__Given data__:
-=-=-

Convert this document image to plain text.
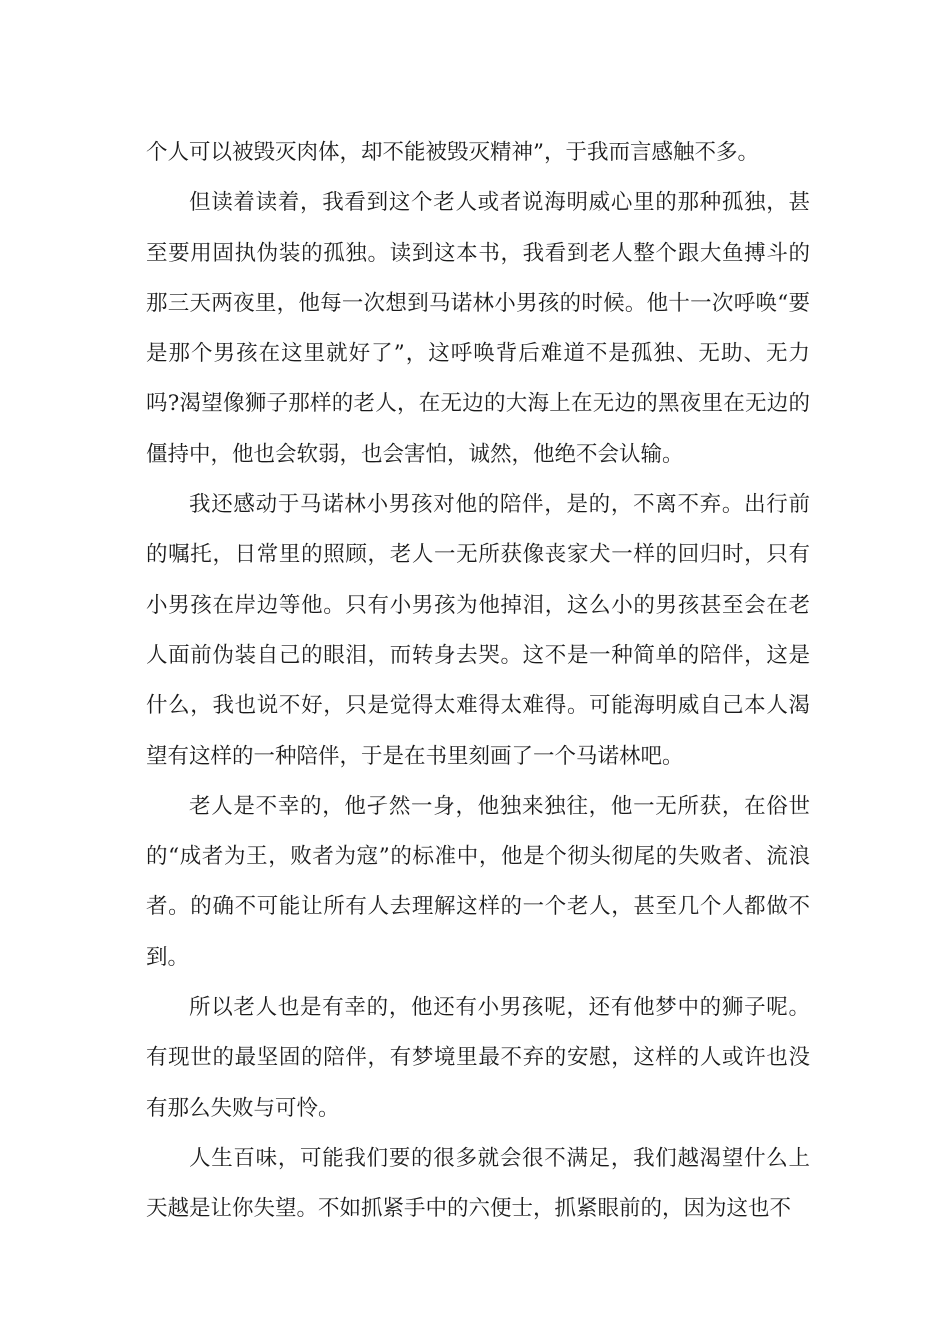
个人可以被毁灭肉体，却不能被毁灭精神”，于我而言感触不多。

但读着读着，我看到这个老人或者说海明威心里的那种孤独，甚至要用固执伪装的孤独。读到这本书，我看到老人整个跟大鱼搏斗的那三天两夜里，他每一次想到马诺林小男孩的时候。他十一次呼唤“要是那个男孩在这里就好了”，这呼唤背后难道不是孤独、无助、无力吗?渴望像狮子那样的老人，在无边的大海上在无边的黑夜里在无边的僵持中，他也会软弱，也会害怕，诚然，他绝不会认输。

我还感动于马诺林小男孩对他的陪伴，是的，不离不弃。出行前的嘱托，日常里的照顾，老人一无所获像丧家犬一样的回归时，只有小男孩在岸边等他。只有小男孩为他掉泪，这么小的男孩甚至会在老人面前伪装自己的眼泪，而转身去哭。这不是一种简单的陪伴，这是什么，我也说不好，只是觉得太难得太难得。可能海明威自己本人渴望有这样的一种陪伴，于是在书里刻画了一个马诺林吧。

老人是不幸的，他孑然一身，他独来独往，他一无所获，在俗世的“成者为王，败者为寇”的标准中，他是个彻头彻尾的失败者、流浪者。的确不可能让所有人去理解这样的一个老人，甚至几个人都做不到。

所以老人也是有幸的，他还有小男孩呢，还有他梦中的狮子呢。有现世的最坚固的陪伴，有梦境里最不弃的安慰，这样的人或许也没有那么失败与可怜。

人生百味，可能我们要的很多就会很不满足，我们越渴望什么上天越是让你失望。不如抓紧手中的六便士，抓紧眼前的，因为这也不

-=-=-

__What you should do__:
Go back to the records above and write them out exactly, without the pictures.

__Task result__:
Convert this document image to plain text.
个人可以被毁灭肉体，却不能被毁灭精神”，于我而言感触不多。

但读着读着，我看到这个老人或者说海明威心里的那种孤独，甚至要用固执伪装的孤独。读到这本书，我看到老人整个跟大鱼搏斗的那三天两夜里，他每一次想到马诺林小男孩的时候。他十一次呼唤“要是那个男孩在这里就好了”，这呼唤背后难道不是孤独、无助、无力吗?渴望像狮子那样的老人，在无边的大海上在无边的黑夜里在无边的僵持中，他也会软弱，也会害怕，诚然，他绝不会认输。

我还感动于马诺林小男孩对他的陪伴，是的，不离不弃。出行前的嘱托，日常里的照顾，老人一无所获像丧家犬一样的回归时，只有小男孩在岸边等他。只有小男孩为他掉泪，这么小的男孩甚至会在老人面前伪装自己的眼泪，而转身去哭。这不是一种简单的陪伴，这是什么，我也说不好，只是觉得太难得太难得。可能海明威自己本人渴望有这样的一种陪伴，于是在书里刻画了一个马诺林吧。

老人是不幸的，他孑然一身，他独来独往，他一无所获，在俗世的“成者为王，败者为寇”的标准中，他是个彻头彻尾的失败者、流浪者。的确不可能让所有人去理解这样的一个老人，甚至几个人都做不到。

所以老人也是有幸的，他还有小男孩呢，还有他梦中的狮子呢。有现世的最坚固的陪伴，有梦境里最不弃的安慰，这样的人或许也没有那么失败与可怜。

人生百味，可能我们要的很多就会很不满足，我们越渴望什么上天越是让你失望。不如抓紧手中的六便士，抓紧眼前的，因为这也不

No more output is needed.